*DESCRIPTION OF THE TASK:* Write out the records again, exactly, leaving none out.

*ENTRIES PROVIDED:*
________________

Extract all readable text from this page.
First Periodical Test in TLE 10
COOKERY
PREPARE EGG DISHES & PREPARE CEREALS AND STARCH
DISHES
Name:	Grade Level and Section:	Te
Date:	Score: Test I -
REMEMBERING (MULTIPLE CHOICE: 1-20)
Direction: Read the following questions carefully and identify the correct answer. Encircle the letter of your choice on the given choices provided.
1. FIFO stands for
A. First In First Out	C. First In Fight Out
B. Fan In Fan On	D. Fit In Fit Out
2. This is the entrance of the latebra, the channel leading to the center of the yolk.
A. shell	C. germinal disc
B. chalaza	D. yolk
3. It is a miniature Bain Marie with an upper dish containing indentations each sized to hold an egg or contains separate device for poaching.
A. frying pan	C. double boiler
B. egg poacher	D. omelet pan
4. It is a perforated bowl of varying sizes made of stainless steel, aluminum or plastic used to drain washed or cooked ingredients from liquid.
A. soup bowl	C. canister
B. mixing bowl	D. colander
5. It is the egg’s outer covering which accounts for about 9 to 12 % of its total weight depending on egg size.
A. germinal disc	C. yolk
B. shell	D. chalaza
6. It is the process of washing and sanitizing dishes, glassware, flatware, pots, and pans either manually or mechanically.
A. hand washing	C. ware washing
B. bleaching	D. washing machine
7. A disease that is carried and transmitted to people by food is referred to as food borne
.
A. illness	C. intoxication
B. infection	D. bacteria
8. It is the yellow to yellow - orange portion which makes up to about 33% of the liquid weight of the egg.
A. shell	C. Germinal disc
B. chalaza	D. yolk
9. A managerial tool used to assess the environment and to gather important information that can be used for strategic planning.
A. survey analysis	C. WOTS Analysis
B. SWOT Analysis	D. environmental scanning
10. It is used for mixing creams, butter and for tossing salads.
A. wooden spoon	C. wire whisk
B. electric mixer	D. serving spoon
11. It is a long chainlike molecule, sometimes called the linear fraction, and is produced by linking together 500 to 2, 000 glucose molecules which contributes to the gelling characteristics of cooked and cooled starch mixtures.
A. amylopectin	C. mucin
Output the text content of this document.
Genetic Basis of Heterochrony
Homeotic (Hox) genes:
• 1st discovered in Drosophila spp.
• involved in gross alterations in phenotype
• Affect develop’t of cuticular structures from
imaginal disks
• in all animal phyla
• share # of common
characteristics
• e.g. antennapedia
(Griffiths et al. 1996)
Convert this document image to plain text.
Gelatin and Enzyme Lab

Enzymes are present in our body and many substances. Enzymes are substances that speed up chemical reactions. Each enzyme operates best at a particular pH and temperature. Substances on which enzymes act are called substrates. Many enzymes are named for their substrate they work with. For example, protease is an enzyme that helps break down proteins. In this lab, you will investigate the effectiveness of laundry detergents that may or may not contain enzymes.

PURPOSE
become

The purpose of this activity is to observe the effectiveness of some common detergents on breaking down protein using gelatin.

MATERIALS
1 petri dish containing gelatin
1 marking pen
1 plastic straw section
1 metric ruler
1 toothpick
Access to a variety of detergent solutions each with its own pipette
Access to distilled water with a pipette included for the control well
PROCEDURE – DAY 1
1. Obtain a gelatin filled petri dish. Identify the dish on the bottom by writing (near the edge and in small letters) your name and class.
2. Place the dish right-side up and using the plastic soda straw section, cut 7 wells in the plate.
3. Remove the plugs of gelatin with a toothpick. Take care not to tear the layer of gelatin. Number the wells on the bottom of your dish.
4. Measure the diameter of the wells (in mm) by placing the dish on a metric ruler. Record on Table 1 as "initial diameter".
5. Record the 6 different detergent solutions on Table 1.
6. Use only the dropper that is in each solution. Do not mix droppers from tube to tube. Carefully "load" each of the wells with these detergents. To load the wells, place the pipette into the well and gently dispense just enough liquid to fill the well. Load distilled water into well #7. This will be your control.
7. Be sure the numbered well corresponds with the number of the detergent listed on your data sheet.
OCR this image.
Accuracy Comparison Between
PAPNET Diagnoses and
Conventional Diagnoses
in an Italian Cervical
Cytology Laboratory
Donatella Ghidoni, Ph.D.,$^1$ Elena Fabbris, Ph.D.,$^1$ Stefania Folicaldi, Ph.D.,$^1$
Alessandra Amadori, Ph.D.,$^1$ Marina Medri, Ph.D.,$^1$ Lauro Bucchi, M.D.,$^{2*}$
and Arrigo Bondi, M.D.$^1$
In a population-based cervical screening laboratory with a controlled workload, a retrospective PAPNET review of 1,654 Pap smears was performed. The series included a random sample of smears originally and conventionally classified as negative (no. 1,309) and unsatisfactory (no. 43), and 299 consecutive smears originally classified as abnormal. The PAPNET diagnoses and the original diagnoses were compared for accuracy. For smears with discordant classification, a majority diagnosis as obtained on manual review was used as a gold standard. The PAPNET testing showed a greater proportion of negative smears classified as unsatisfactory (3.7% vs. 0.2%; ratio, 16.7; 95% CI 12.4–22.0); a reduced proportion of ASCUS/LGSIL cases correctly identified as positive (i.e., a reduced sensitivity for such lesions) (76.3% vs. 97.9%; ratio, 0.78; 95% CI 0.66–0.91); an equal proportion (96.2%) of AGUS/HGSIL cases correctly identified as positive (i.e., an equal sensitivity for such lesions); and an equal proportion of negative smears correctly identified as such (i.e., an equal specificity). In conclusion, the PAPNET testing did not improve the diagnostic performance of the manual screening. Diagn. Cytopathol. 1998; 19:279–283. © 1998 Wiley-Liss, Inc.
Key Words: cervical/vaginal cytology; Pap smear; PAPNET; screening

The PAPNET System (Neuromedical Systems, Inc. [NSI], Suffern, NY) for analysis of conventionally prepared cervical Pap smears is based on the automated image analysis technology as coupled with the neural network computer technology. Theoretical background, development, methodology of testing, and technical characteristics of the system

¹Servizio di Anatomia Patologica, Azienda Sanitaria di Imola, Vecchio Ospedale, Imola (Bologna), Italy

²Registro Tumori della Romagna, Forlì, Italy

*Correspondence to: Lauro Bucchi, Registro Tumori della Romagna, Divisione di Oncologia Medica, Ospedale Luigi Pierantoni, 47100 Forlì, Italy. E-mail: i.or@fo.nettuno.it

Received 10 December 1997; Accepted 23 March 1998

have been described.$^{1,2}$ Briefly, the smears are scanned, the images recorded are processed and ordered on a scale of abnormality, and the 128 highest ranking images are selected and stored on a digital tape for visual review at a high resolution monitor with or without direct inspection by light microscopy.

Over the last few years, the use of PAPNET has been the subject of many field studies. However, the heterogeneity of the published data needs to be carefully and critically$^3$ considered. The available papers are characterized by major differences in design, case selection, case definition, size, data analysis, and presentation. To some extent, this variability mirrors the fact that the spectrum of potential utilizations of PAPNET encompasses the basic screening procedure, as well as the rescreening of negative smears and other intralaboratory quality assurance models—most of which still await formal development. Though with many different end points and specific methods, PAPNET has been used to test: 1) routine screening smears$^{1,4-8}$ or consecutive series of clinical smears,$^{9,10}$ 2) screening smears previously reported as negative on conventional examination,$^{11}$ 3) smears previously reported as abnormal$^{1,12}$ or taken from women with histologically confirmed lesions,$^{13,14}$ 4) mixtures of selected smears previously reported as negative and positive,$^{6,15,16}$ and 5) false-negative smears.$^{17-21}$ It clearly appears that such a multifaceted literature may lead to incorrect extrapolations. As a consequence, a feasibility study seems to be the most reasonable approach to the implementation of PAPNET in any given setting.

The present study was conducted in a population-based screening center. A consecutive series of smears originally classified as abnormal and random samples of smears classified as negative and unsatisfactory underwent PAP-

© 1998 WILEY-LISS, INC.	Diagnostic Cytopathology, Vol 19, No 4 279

________________

*FINISHED EXERCISE:*
Extract all readable text from this page.
First Periodical Test in TLE 10
COOKERY
PREPARE EGG DISHES & PREPARE CEREALS AND STARCH
DISHES
Name:	Grade Level and Section:	Te
Date:	Score: Test I -
REMEMBERING (MULTIPLE CHOICE: 1-20)
Direction: Read the following questions carefully and identify the correct answer. Encircle the letter of your choice on the given choices provided.
1. FIFO stands for
A. First In First Out	C. First In Fight Out
B. Fan In Fan On	D. Fit In Fit Out
2. This is the entrance of the latebra, the channel leading to the center of the yolk.
A. shell	C. germinal disc
B. chalaza	D. yolk
3. It is a miniature Bain Marie with an upper dish containing indentations each sized to hold an egg or contains separate device for poaching.
A. frying pan	C. double boiler
B. egg poacher	D. omelet pan
4. It is a perforated bowl of varying sizes made of stainless steel, aluminum or plastic used to drain washed or cooked ingredients from liquid.
A. soup bowl	C. canister
B. mixing bowl	D. colander
5. It is the egg’s outer covering which accounts for about 9 to 12 % of its total weight depending on egg size.
A. germinal disc	C. yolk
B. shell	D. chalaza
6. It is the process of washing and sanitizing dishes, glassware, flatware, pots, and pans either manually or mechanically.
A. hand washing	C. ware washing
B. bleaching	D. washing machine
7. A disease that is carried and transmitted to people by food is referred to as food borne
.
A. illness	C. intoxication
B. infection	D. bacteria
8. It is the yellow to yellow - orange portion which makes up to about 33% of the liquid weight of the egg.
A. shell	C. Germinal disc
B. chalaza	D. yolk
9. A managerial tool used to assess the environment and to gather important information that can be used for strategic planning.
A. survey analysis	C. WOTS Analysis
B. SWOT Analysis	D. environmental scanning
10. It is used for mixing creams, butter and for tossing salads.
A. wooden spoon	C. wire whisk
B. electric mixer	D. serving spoon
11. It is a long chainlike molecule, sometimes called the linear fraction, and is produced by linking together 500 to 2, 000 glucose molecules which contributes to the gelling characteristics of cooked and cooled starch mixtures.
A. amylopectin	C. mucin
Output the text content of this document.
Genetic Basis of Heterochrony
Homeotic (Hox) genes:
• 1st discovered in Drosophila spp.
• involved in gross alterations in phenotype
• Affect develop’t of cuticular structures from
imaginal disks
• in all animal phyla
• share # of common
characteristics
• e.g. antennapedia
(Griffiths et al. 1996)
Convert this document image to plain text.
Gelatin and Enzyme Lab

Enzymes are present in our body and many substances. Enzymes are substances that speed up chemical reactions. Each enzyme operates best at a particular pH and temperature. Substances on which enzymes act are called substrates. Many enzymes are named for their substrate they work with. For example, protease is an enzyme that helps break down proteins. In this lab, you will investigate the effectiveness of laundry detergents that may or may not contain enzymes.

PURPOSE
become

The purpose of this activity is to observe the effectiveness of some common detergents on breaking down protein using gelatin.

MATERIALS
1 petri dish containing gelatin
1 marking pen
1 plastic straw section
1 metric ruler
1 toothpick
Access to a variety of detergent solutions each with its own pipette
Access to distilled water with a pipette included for the control well
PROCEDURE – DAY 1
1. Obtain a gelatin filled petri dish. Identify the dish on the bottom by writing (near the edge and in small letters) your name and class.
2. Place the dish right-side up and using the plastic soda straw section, cut 7 wells in the plate.
3. Remove the plugs of gelatin with a toothpick. Take care not to tear the layer of gelatin. Number the wells on the bottom of your dish.
4. Measure the diameter of the wells (in mm) by placing the dish on a metric ruler. Record on Table 1 as "initial diameter".
5. Record the 6 different detergent solutions on Table 1.
6. Use only the dropper that is in each solution. Do not mix droppers from tube to tube. Carefully "load" each of the wells with these detergents. To load the wells, place the pipette into the well and gently dispense just enough liquid to fill the well. Load distilled water into well #7. This will be your control.
7. Be sure the numbered well corresponds with the number of the detergent listed on your data sheet.
OCR this image.
Accuracy Comparison Between
PAPNET Diagnoses and
Conventional Diagnoses
in an Italian Cervical
Cytology Laboratory
Donatella Ghidoni, Ph.D.,$^1$ Elena Fabbris, Ph.D.,$^1$ Stefania Folicaldi, Ph.D.,$^1$
Alessandra Amadori, Ph.D.,$^1$ Marina Medri, Ph.D.,$^1$ Lauro Bucchi, M.D.,$^{2*}$
and Arrigo Bondi, M.D.$^1$
In a population-based cervical screening laboratory with a controlled workload, a retrospective PAPNET review of 1,654 Pap smears was performed. The series included a random sample of smears originally and conventionally classified as negative (no. 1,309) and unsatisfactory (no. 43), and 299 consecutive smears originally classified as abnormal. The PAPNET diagnoses and the original diagnoses were compared for accuracy. For smears with discordant classification, a majority diagnosis as obtained on manual review was used as a gold standard. The PAPNET testing showed a greater proportion of negative smears classified as unsatisfactory (3.7% vs. 0.2%; ratio, 16.7; 95% CI 12.4–22.0); a reduced proportion of ASCUS/LGSIL cases correctly identified as positive (i.e., a reduced sensitivity for such lesions) (76.3% vs. 97.9%; ratio, 0.78; 95% CI 0.66–0.91); an equal proportion (96.2%) of AGUS/HGSIL cases correctly identified as positive (i.e., an equal sensitivity for such lesions); and an equal proportion of negative smears correctly identified as such (i.e., an equal specificity). In conclusion, the PAPNET testing did not improve the diagnostic performance of the manual screening. Diagn. Cytopathol. 1998; 19:279–283. © 1998 Wiley-Liss, Inc.
Key Words: cervical/vaginal cytology; Pap smear; PAPNET; screening

The PAPNET System (Neuromedical Systems, Inc. [NSI], Suffern, NY) for analysis of conventionally prepared cervical Pap smears is based on the automated image analysis technology as coupled with the neural network computer technology. Theoretical background, development, methodology of testing, and technical characteristics of the system

¹Servizio di Anatomia Patologica, Azienda Sanitaria di Imola, Vecchio Ospedale, Imola (Bologna), Italy

²Registro Tumori della Romagna, Forlì, Italy

*Correspondence to: Lauro Bucchi, Registro Tumori della Romagna, Divisione di Oncologia Medica, Ospedale Luigi Pierantoni, 47100 Forlì, Italy. E-mail: i.or@fo.nettuno.it

Received 10 December 1997; Accepted 23 March 1998

have been described.$^{1,2}$ Briefly, the smears are scanned, the images recorded are processed and ordered on a scale of abnormality, and the 128 highest ranking images are selected and stored on a digital tape for visual review at a high resolution monitor with or without direct inspection by light microscopy.

Over the last few years, the use of PAPNET has been the subject of many field studies. However, the heterogeneity of the published data needs to be carefully and critically$^3$ considered. The available papers are characterized by major differences in design, case selection, case definition, size, data analysis, and presentation. To some extent, this variability mirrors the fact that the spectrum of potential utilizations of PAPNET encompasses the basic screening procedure, as well as the rescreening of negative smears and other intralaboratory quality assurance models—most of which still await formal development. Though with many different end points and specific methods, PAPNET has been used to test: 1) routine screening smears$^{1,4-8}$ or consecutive series of clinical smears,$^{9,10}$ 2) screening smears previously reported as negative on conventional examination,$^{11}$ 3) smears previously reported as abnormal$^{1,12}$ or taken from women with histologically confirmed lesions,$^{13,14}$ 4) mixtures of selected smears previously reported as negative and positive,$^{6,15,16}$ and 5) false-negative smears.$^{17-21}$ It clearly appears that such a multifaceted literature may lead to incorrect extrapolations. As a consequence, a feasibility study seems to be the most reasonable approach to the implementation of PAPNET in any given setting.

The present study was conducted in a population-based screening center. A consecutive series of smears originally classified as abnormal and random samples of smears classified as negative and unsatisfactory underwent PAP-

© 1998 WILEY-LISS, INC.	Diagnostic Cytopathology, Vol 19, No 4 279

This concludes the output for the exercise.